- Exercise instructions
Leave out the pictures and repeat the data exactly.

____________

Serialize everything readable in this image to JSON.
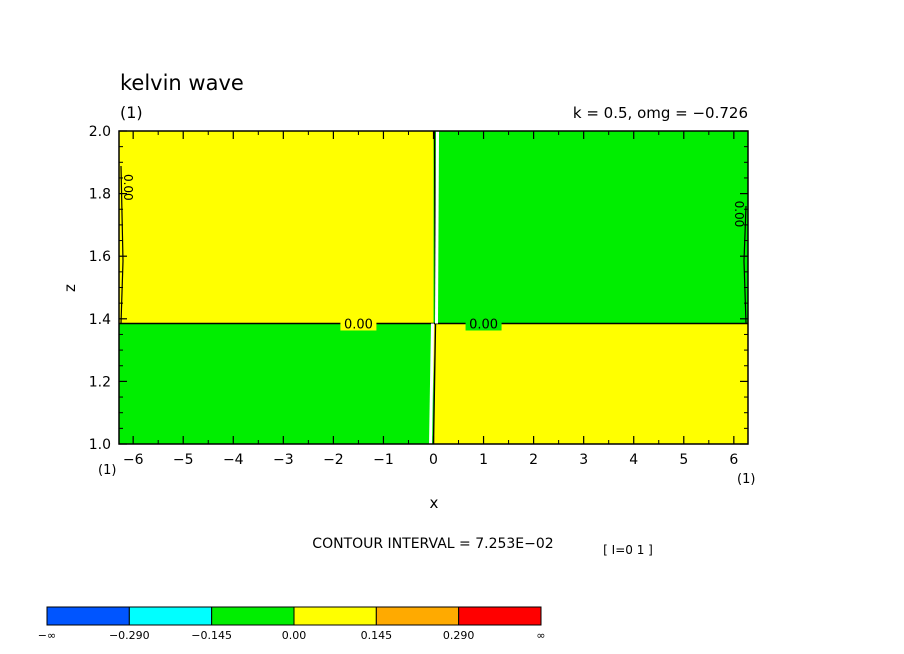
{
  "chart_data": {
    "type": "heatmap",
    "title": "kelvin wave",
    "subtitle_left": "(1)",
    "subtitle_right": "k = 0.5, omg = −0.726",
    "xlabel": "x",
    "ylabel": "z",
    "xlim": [
      -6.283,
      6.283
    ],
    "ylim": [
      1.0,
      2.0
    ],
    "x_ticks": [
      -6,
      -5,
      -4,
      -3,
      -2,
      -1,
      0,
      1,
      2,
      3,
      4,
      5,
      6
    ],
    "x_tick_labels": [
      "−6",
      "−5",
      "−4",
      "−3",
      "−2",
      "−1",
      "0",
      "1",
      "2",
      "3",
      "4",
      "5",
      "6"
    ],
    "y_ticks": [
      1.0,
      1.2,
      1.4,
      1.6,
      1.8,
      2.0
    ],
    "y_tick_labels": [
      "1.0",
      "1.2",
      "1.4",
      "1.6",
      "1.8",
      "2.0"
    ],
    "x_axis_left_note": "(1)",
    "x_axis_right_note": "(1)",
    "contour_interval_text": "CONTOUR INTERVAL = 7.253E−02",
    "index_note": "[ I=0 1 ]",
    "regions": [
      {
        "x": [
          -6.283,
          0.0
        ],
        "z": [
          1.385,
          2.0
        ],
        "level_bin": "0.00 to 0.145",
        "color": "#ffff00"
      },
      {
        "x": [
          0.0,
          6.283
        ],
        "z": [
          1.385,
          2.0
        ],
        "level_bin": "−0.145 to 0.00",
        "color": "#00ee00"
      },
      {
        "x": [
          -6.283,
          0.0
        ],
        "z": [
          1.0,
          1.385
        ],
        "level_bin": "−0.145 to 0.00",
        "color": "#00ee00"
      },
      {
        "x": [
          0.0,
          6.283
        ],
        "z": [
          1.0,
          1.385
        ],
        "level_bin": "0.00 to 0.145",
        "color": "#ffff00"
      }
    ],
    "contour_labels": [
      {
        "text": "0.00",
        "x": -1.5,
        "z": 1.385,
        "rotate": false
      },
      {
        "text": "0.00",
        "x": 1.0,
        "z": 1.385,
        "rotate": false
      },
      {
        "text": "0.00",
        "x": -6.1,
        "z": 1.82,
        "rotate": true
      },
      {
        "text": "0.00",
        "x": 6.1,
        "z": 1.735,
        "rotate": true
      }
    ],
    "colorbar": {
      "colors": [
        "#0055ff",
        "#00ffff",
        "#00ee00",
        "#ffff00",
        "#ffaa00",
        "#ff0000"
      ],
      "labels": [
        "−∞",
        "−0.290",
        "−0.145",
        "0.00",
        "0.145",
        "0.290",
        "∞"
      ]
    }
  }
}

____________

- Full response
Serialize everything readable in this image to JSON.
{
  "chart_data": {
    "type": "heatmap",
    "title": "kelvin wave",
    "subtitle_left": "(1)",
    "subtitle_right": "k = 0.5, omg = −0.726",
    "xlabel": "x",
    "ylabel": "z",
    "xlim": [
      -6.283,
      6.283
    ],
    "ylim": [
      1.0,
      2.0
    ],
    "x_ticks": [
      -6,
      -5,
      -4,
      -3,
      -2,
      -1,
      0,
      1,
      2,
      3,
      4,
      5,
      6
    ],
    "x_tick_labels": [
      "−6",
      "−5",
      "−4",
      "−3",
      "−2",
      "−1",
      "0",
      "1",
      "2",
      "3",
      "4",
      "5",
      "6"
    ],
    "y_ticks": [
      1.0,
      1.2,
      1.4,
      1.6,
      1.8,
      2.0
    ],
    "y_tick_labels": [
      "1.0",
      "1.2",
      "1.4",
      "1.6",
      "1.8",
      "2.0"
    ],
    "x_axis_left_note": "(1)",
    "x_axis_right_note": "(1)",
    "contour_interval_text": "CONTOUR INTERVAL = 7.253E−02",
    "index_note": "[ I=0 1 ]",
    "regions": [
      {
        "x": [
          -6.283,
          0.0
        ],
        "z": [
          1.385,
          2.0
        ],
        "level_bin": "0.00 to 0.145",
        "color": "#ffff00"
      },
      {
        "x": [
          0.0,
          6.283
        ],
        "z": [
          1.385,
          2.0
        ],
        "level_bin": "−0.145 to 0.00",
        "color": "#00ee00"
      },
      {
        "x": [
          -6.283,
          0.0
        ],
        "z": [
          1.0,
          1.385
        ],
        "level_bin": "−0.145 to 0.00",
        "color": "#00ee00"
      },
      {
        "x": [
          0.0,
          6.283
        ],
        "z": [
          1.0,
          1.385
        ],
        "level_bin": "0.00 to 0.145",
        "color": "#ffff00"
      }
    ],
    "contour_labels": [
      {
        "text": "0.00",
        "x": -1.5,
        "z": 1.385,
        "rotate": false
      },
      {
        "text": "0.00",
        "x": 1.0,
        "z": 1.385,
        "rotate": false
      },
      {
        "text": "0.00",
        "x": -6.1,
        "z": 1.82,
        "rotate": true
      },
      {
        "text": "0.00",
        "x": 6.1,
        "z": 1.735,
        "rotate": true
      }
    ],
    "colorbar": {
      "colors": [
        "#0055ff",
        "#00ffff",
        "#00ee00",
        "#ffff00",
        "#ffaa00",
        "#ff0000"
      ],
      "labels": [
        "−∞",
        "−0.290",
        "−0.145",
        "0.00",
        "0.145",
        "0.290",
        "∞"
      ]
    }
  }
}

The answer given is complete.